REQUIRED TASK: Reproduce every line of the material below, but drop the pictures.

DATASET EXCERPTS:

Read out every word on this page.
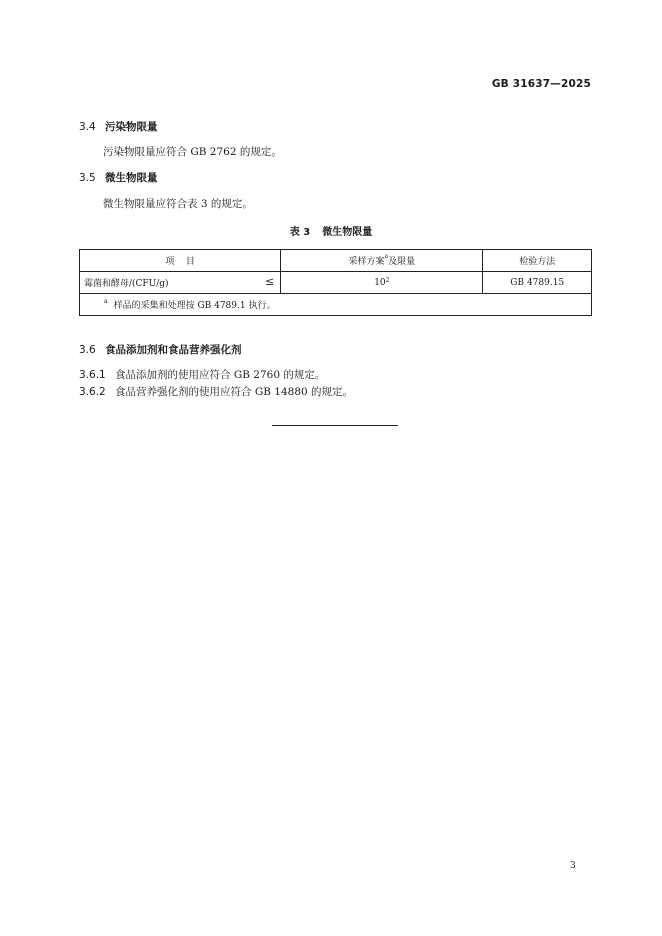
GB 31637—2025
3.4 污染物限量
污染物限量应符合 GB 2762 的规定。
3.5 微生物限量
微生物限量应符合表 3 的规定。
表 3 微生物限量
项    目	采样方案$^a$及限量	检验方法
霉菌和酵母/(CFU/g) ≤	$10^2$	GB 4789.15
$^a$ 样品的采集和处理按 GB 4789.1 执行。		
3.6 食品添加剂和食品营养强化剂
3.6.1 食品添加剂的使用应符合 GB 2760 的规定。
3.6.2 食品营养强化剂的使用应符合 GB 14880 的规定。
3
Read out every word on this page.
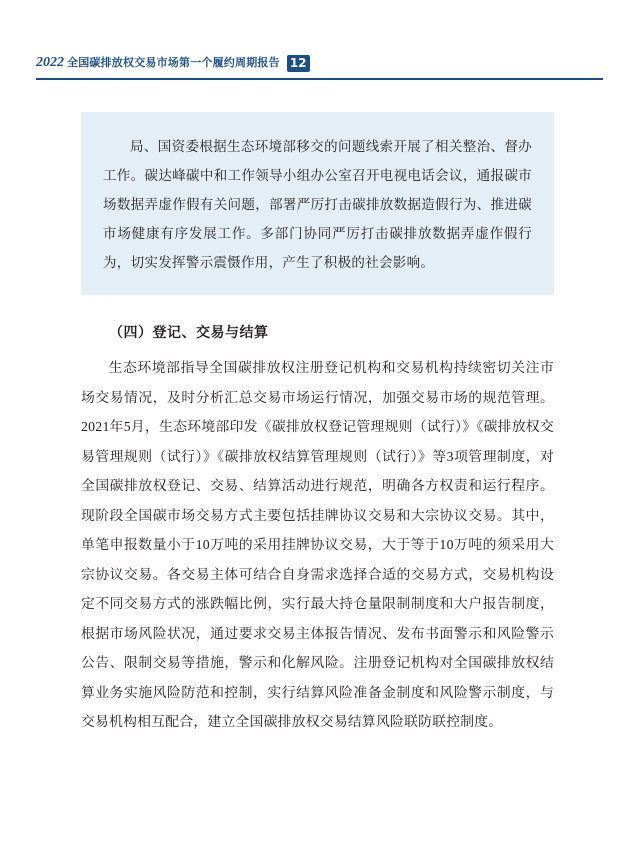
2022 全国碳排放权交易市场第一个履约周期报告 12

局、国资委根据生态环境部移交的问题线索开展了相关整治、督办工作。碳达峰碳中和工作领导小组办公室召开电视电话会议，通报碳市场数据弄虚作假有关问题，部署严厉打击碳排放数据造假行为、推进碳市场健康有序发展工作。多部门协同严厉打击碳排放数据弄虚作假行为，切实发挥警示震慑作用，产生了积极的社会影响。

（四）登记、交易与结算

生态环境部指导全国碳排放权注册登记机构和交易机构持续密切关注市场交易情况，及时分析汇总交易市场运行情况，加强交易市场的规范管理。2021年5月，生态环境部印发《碳排放权登记管理规则（试行）》《碳排放权交易管理规则（试行）》《碳排放权结算管理规则（试行）》等3项管理制度，对全国碳排放权登记、交易、结算活动进行规范，明确各方权责和运行程序。现阶段全国碳市场交易方式主要包括挂牌协议交易和大宗协议交易。其中，单笔申报数量小于10万吨的采用挂牌协议交易，大于等于10万吨的须采用大宗协议交易。各交易主体可结合自身需求选择合适的交易方式，交易机构设定不同交易方式的涨跌幅比例，实行最大持仓量限制制度和大户报告制度，根据市场风险状况，通过要求交易主体报告情况、发布书面警示和风险警示公告、限制交易等措施，警示和化解风险。注册登记机构对全国碳排放权结算业务实施风险防范和控制，实行结算风险准备金制度和风险警示制度，与交易机构相互配合，建立全国碳排放权交易结算风险联防联控制度。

SOLUTION TO THIS PROBLEM:
Read out every word on this page.
GB 31637—2025
3.4 污染物限量
污染物限量应符合 GB 2762 的规定。
3.5 微生物限量
微生物限量应符合表 3 的规定。
表 3 微生物限量
项    目	采样方案$^a$及限量	检验方法
霉菌和酵母/(CFU/g) ≤	$10^2$	GB 4789.15
$^a$ 样品的采集和处理按 GB 4789.1 执行。		
3.6 食品添加剂和食品营养强化剂
3.6.1 食品添加剂的使用应符合 GB 2760 的规定。
3.6.2 食品营养强化剂的使用应符合 GB 14880 的规定。
3
Read out every word on this page.
2022 全国碳排放权交易市场第一个履约周期报告 12

局、国资委根据生态环境部移交的问题线索开展了相关整治、督办工作。碳达峰碳中和工作领导小组办公室召开电视电话会议，通报碳市场数据弄虚作假有关问题，部署严厉打击碳排放数据造假行为、推进碳市场健康有序发展工作。多部门协同严厉打击碳排放数据弄虚作假行为，切实发挥警示震慑作用，产生了积极的社会影响。

（四）登记、交易与结算

生态环境部指导全国碳排放权注册登记机构和交易机构持续密切关注市场交易情况，及时分析汇总交易市场运行情况，加强交易市场的规范管理。2021年5月，生态环境部印发《碳排放权登记管理规则（试行）》《碳排放权交易管理规则（试行）》《碳排放权结算管理规则（试行）》等3项管理制度，对全国碳排放权登记、交易、结算活动进行规范，明确各方权责和运行程序。现阶段全国碳市场交易方式主要包括挂牌协议交易和大宗协议交易。其中，单笔申报数量小于10万吨的采用挂牌协议交易，大于等于10万吨的须采用大宗协议交易。各交易主体可结合自身需求选择合适的交易方式，交易机构设定不同交易方式的涨跌幅比例，实行最大持仓量限制制度和大户报告制度，根据市场风险状况，通过要求交易主体报告情况、发布书面警示和风险警示公告、限制交易等措施，警示和化解风险。注册登记机构对全国碳排放权结算业务实施风险防范和控制，实行结算风险准备金制度和风险警示制度，与交易机构相互配合，建立全国碳排放权交易结算风险联防联控制度。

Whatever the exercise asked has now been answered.